Write the records below out in full, character for character, with no pictures.

:: Data provided ::

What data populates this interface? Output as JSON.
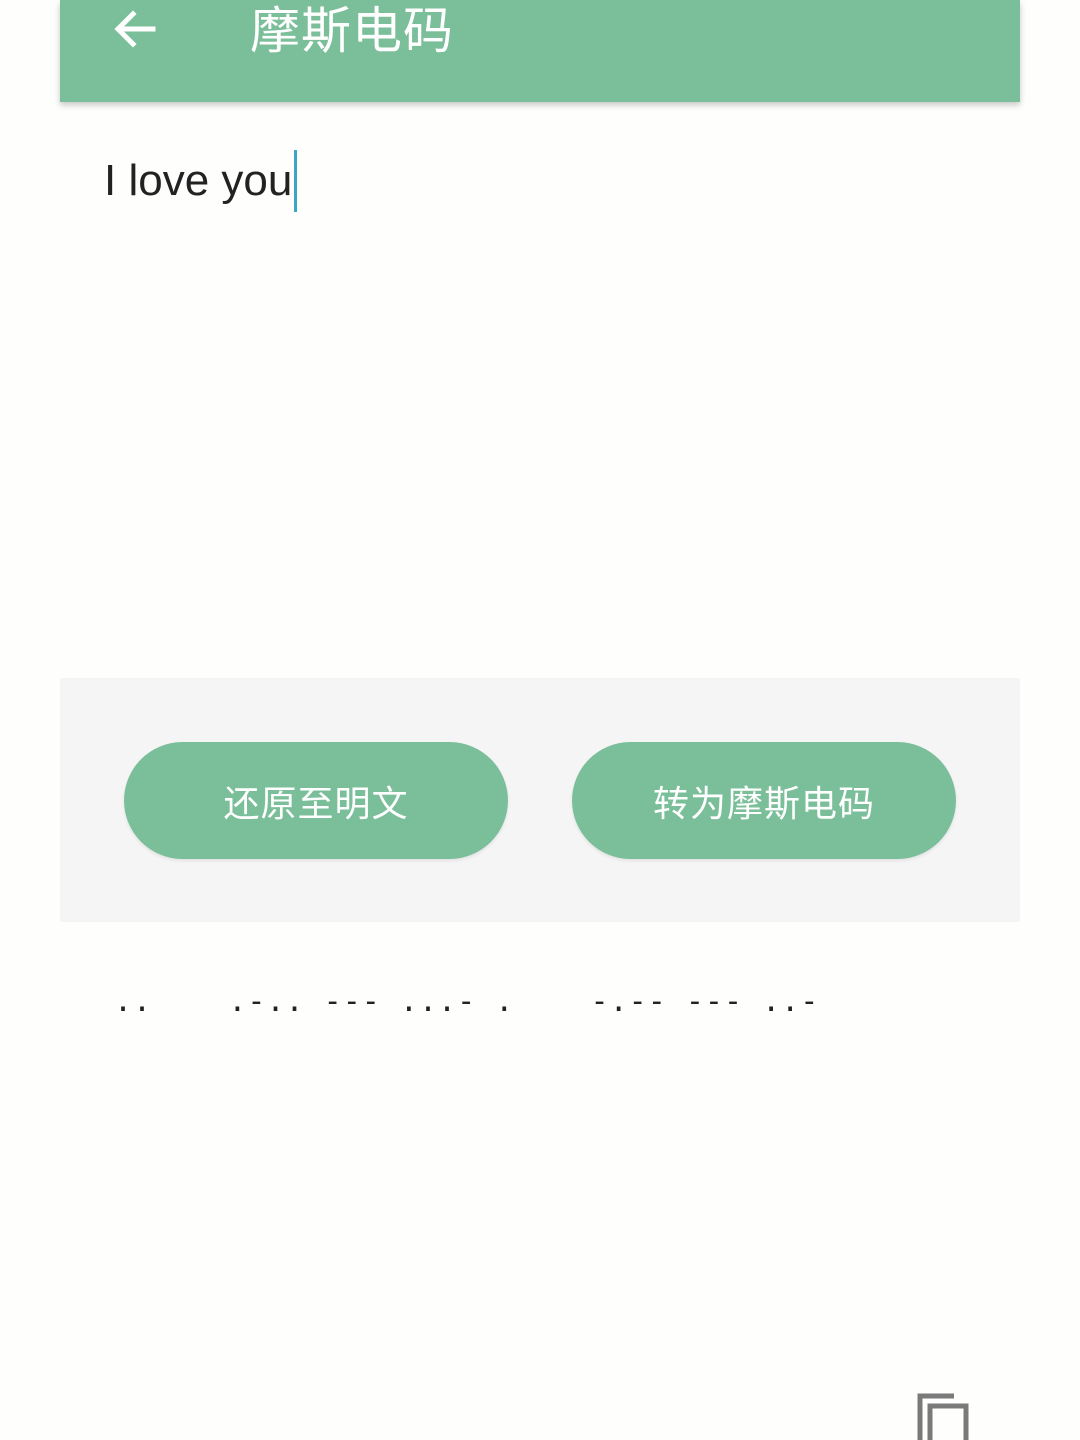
{
  "toolbar": {
    "title": "摩斯电码",
    "back_icon": "arrow-left-icon",
    "background_color": "#7bbf9a"
  },
  "input": {
    "value": "I love you"
  },
  "actions": {
    "restore_label": "还原至明文",
    "convert_label": "转为摩斯电码"
  },
  "output": {
    "value": "..    .-.. --- ...- .    -.-- --- ..-",
    "copy_icon": "copy-icon"
  },
  "colors": {
    "accent": "#7bbf9a",
    "panel": "#f5f5f5",
    "caret": "#3aa7c4"
  }
}
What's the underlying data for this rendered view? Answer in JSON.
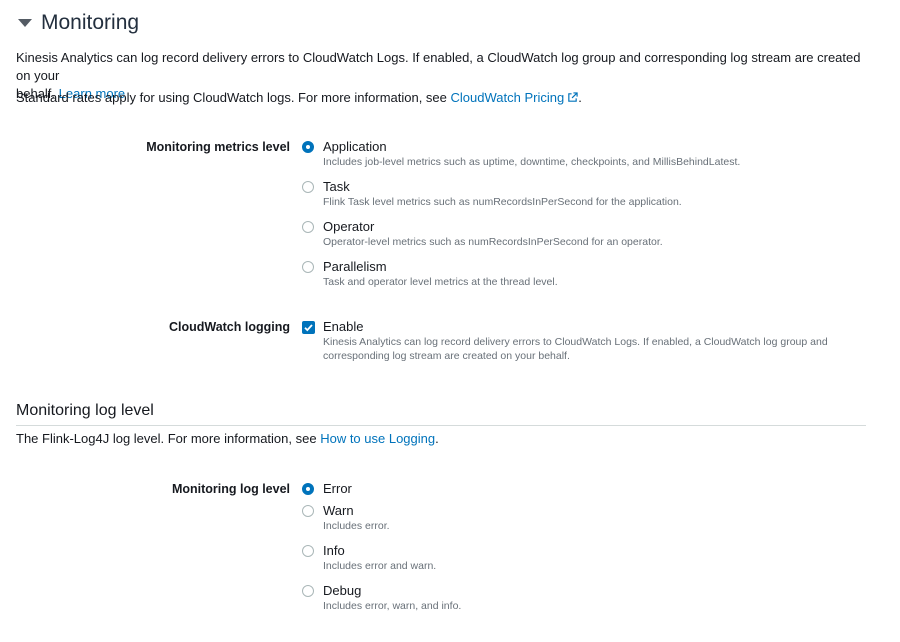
{
  "monitoring": {
    "title": "Monitoring",
    "description": "Kinesis Analytics can log record delivery errors to CloudWatch Logs. If enabled, a CloudWatch log group and corresponding log stream are created on your",
    "description_cont": "behalf.",
    "learn_more": "Learn more",
    "rates_text": "Standard rates apply for using CloudWatch logs. For more information, see",
    "rates_link": "CloudWatch Pricing",
    "rates_end": "."
  },
  "metrics_level": {
    "label": "Monitoring metrics level",
    "selected": "Application",
    "options": [
      {
        "label": "Application",
        "desc": "Includes job-level metrics such as uptime, downtime, checkpoints, and MillisBehindLatest."
      },
      {
        "label": "Task",
        "desc": "Flink Task level metrics such as numRecordsInPerSecond for the application."
      },
      {
        "label": "Operator",
        "desc": "Operator-level metrics such as numRecordsInPerSecond for an operator."
      },
      {
        "label": "Parallelism",
        "desc": "Task and operator level metrics at the thread level."
      }
    ]
  },
  "cloudwatch_logging": {
    "label": "CloudWatch logging",
    "checked": true,
    "option_label": "Enable",
    "desc_line1": "Kinesis Analytics can log record delivery errors to CloudWatch Logs. If enabled, a CloudWatch log group and",
    "desc_line2": "corresponding log stream are created on your behalf."
  },
  "log_level_section": {
    "title": "Monitoring log level",
    "text": "The Flink-Log4J log level. For more information, see",
    "link": "How to use Logging",
    "text_end": "."
  },
  "log_level": {
    "label": "Monitoring log level",
    "selected": "Error",
    "options": [
      {
        "label": "Error",
        "desc": ""
      },
      {
        "label": "Warn",
        "desc": "Includes error."
      },
      {
        "label": "Info",
        "desc": "Includes error and warn."
      },
      {
        "label": "Debug",
        "desc": "Includes error, warn, and info."
      }
    ]
  },
  "colors": {
    "accent": "#0073bb",
    "text": "#16191f",
    "muted": "#687078"
  },
  "icons": {
    "section_toggle": "caret-down-icon",
    "external_link": "external-link-icon"
  }
}
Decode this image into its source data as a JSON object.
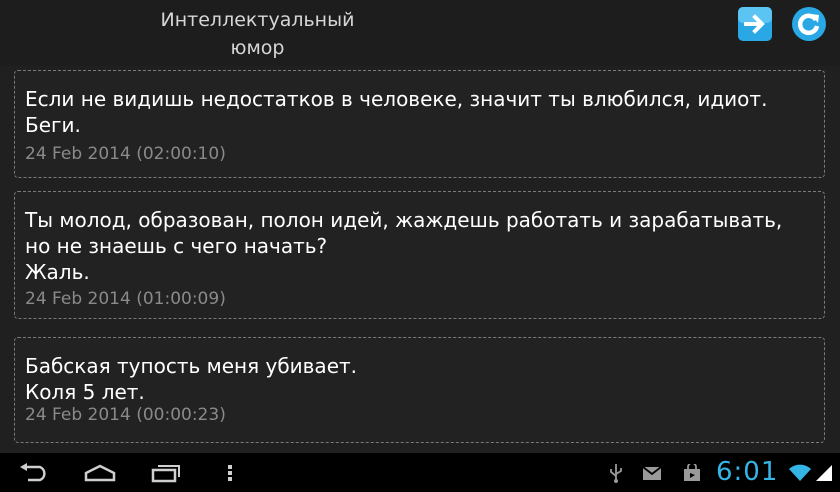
{
  "header": {
    "title": "Интеллектуальный юмор",
    "next_icon": "arrow-right-icon",
    "refresh_icon": "refresh-icon",
    "accent": "#2aa8e6"
  },
  "posts": [
    {
      "text": "Если не видишь недостатков в человеке, значит ты влюбился, идиот.\nБеги.",
      "date": "24 Feb 2014 (02:00:10)"
    },
    {
      "text": "Ты молод, образован, полон идей, жаждешь работать и зарабатывать,\nно не знаешь с чего начать?\nЖаль.",
      "date": "24 Feb 2014 (01:00:09)"
    },
    {
      "text": "Бабская тупость меня убивает.\nКоля 5 лет.",
      "date": "24 Feb 2014 (00:00:23)"
    }
  ],
  "system_bar": {
    "clock": "6:01",
    "clock_color": "#34b5e5",
    "icons": [
      "back-icon",
      "home-icon",
      "recent-apps-icon",
      "menu-icon",
      "usb-icon",
      "gmail-icon",
      "store-icon",
      "wifi-icon"
    ]
  }
}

:::

In response>
What data populates this interface? Output as JSON.
{
  "toolbar": {
    "title": "摩斯电码",
    "back_icon": "arrow-left-icon",
    "background_color": "#7bbf9a"
  },
  "input": {
    "value": "I love you"
  },
  "actions": {
    "restore_label": "还原至明文",
    "convert_label": "转为摩斯电码"
  },
  "output": {
    "value": "..    .-.. --- ...- .    -.-- --- ..-",
    "copy_icon": "copy-icon"
  },
  "colors": {
    "accent": "#7bbf9a",
    "panel": "#f5f5f5",
    "caret": "#3aa7c4"
  }
}
What's the underlying data for this rendered view? Answer in JSON.
{
  "monitoring": {
    "title": "Monitoring",
    "description": "Kinesis Analytics can log record delivery errors to CloudWatch Logs. If enabled, a CloudWatch log group and corresponding log stream are created on your",
    "description_cont": "behalf.",
    "learn_more": "Learn more",
    "rates_text": "Standard rates apply for using CloudWatch logs. For more information, see",
    "rates_link": "CloudWatch Pricing",
    "rates_end": "."
  },
  "metrics_level": {
    "label": "Monitoring metrics level",
    "selected": "Application",
    "options": [
      {
        "label": "Application",
        "desc": "Includes job-level metrics such as uptime, downtime, checkpoints, and MillisBehindLatest."
      },
      {
        "label": "Task",
        "desc": "Flink Task level metrics such as numRecordsInPerSecond for the application."
      },
      {
        "label": "Operator",
        "desc": "Operator-level metrics such as numRecordsInPerSecond for an operator."
      },
      {
        "label": "Parallelism",
        "desc": "Task and operator level metrics at the thread level."
      }
    ]
  },
  "cloudwatch_logging": {
    "label": "CloudWatch logging",
    "checked": true,
    "option_label": "Enable",
    "desc_line1": "Kinesis Analytics can log record delivery errors to CloudWatch Logs. If enabled, a CloudWatch log group and",
    "desc_line2": "corresponding log stream are created on your behalf."
  },
  "log_level_section": {
    "title": "Monitoring log level",
    "text": "The Flink-Log4J log level. For more information, see",
    "link": "How to use Logging",
    "text_end": "."
  },
  "log_level": {
    "label": "Monitoring log level",
    "selected": "Error",
    "options": [
      {
        "label": "Error",
        "desc": ""
      },
      {
        "label": "Warn",
        "desc": "Includes error."
      },
      {
        "label": "Info",
        "desc": "Includes error and warn."
      },
      {
        "label": "Debug",
        "desc": "Includes error, warn, and info."
      }
    ]
  },
  "colors": {
    "accent": "#0073bb",
    "text": "#16191f",
    "muted": "#687078"
  },
  "icons": {
    "section_toggle": "caret-down-icon",
    "external_link": "external-link-icon"
  }
}
Decode this image into its source data as a JSON object.
{
  "header": {
    "title": "Интеллектуальный юмор",
    "next_icon": "arrow-right-icon",
    "refresh_icon": "refresh-icon",
    "accent": "#2aa8e6"
  },
  "posts": [
    {
      "text": "Если не видишь недостатков в человеке, значит ты влюбился, идиот.\nБеги.",
      "date": "24 Feb 2014 (02:00:10)"
    },
    {
      "text": "Ты молод, образован, полон идей, жаждешь работать и зарабатывать,\nно не знаешь с чего начать?\nЖаль.",
      "date": "24 Feb 2014 (01:00:09)"
    },
    {
      "text": "Бабская тупость меня убивает.\nКоля 5 лет.",
      "date": "24 Feb 2014 (00:00:23)"
    }
  ],
  "system_bar": {
    "clock": "6:01",
    "clock_color": "#34b5e5",
    "icons": [
      "back-icon",
      "home-icon",
      "recent-apps-icon",
      "menu-icon",
      "usb-icon",
      "gmail-icon",
      "store-icon",
      "wifi-icon"
    ]
  }
}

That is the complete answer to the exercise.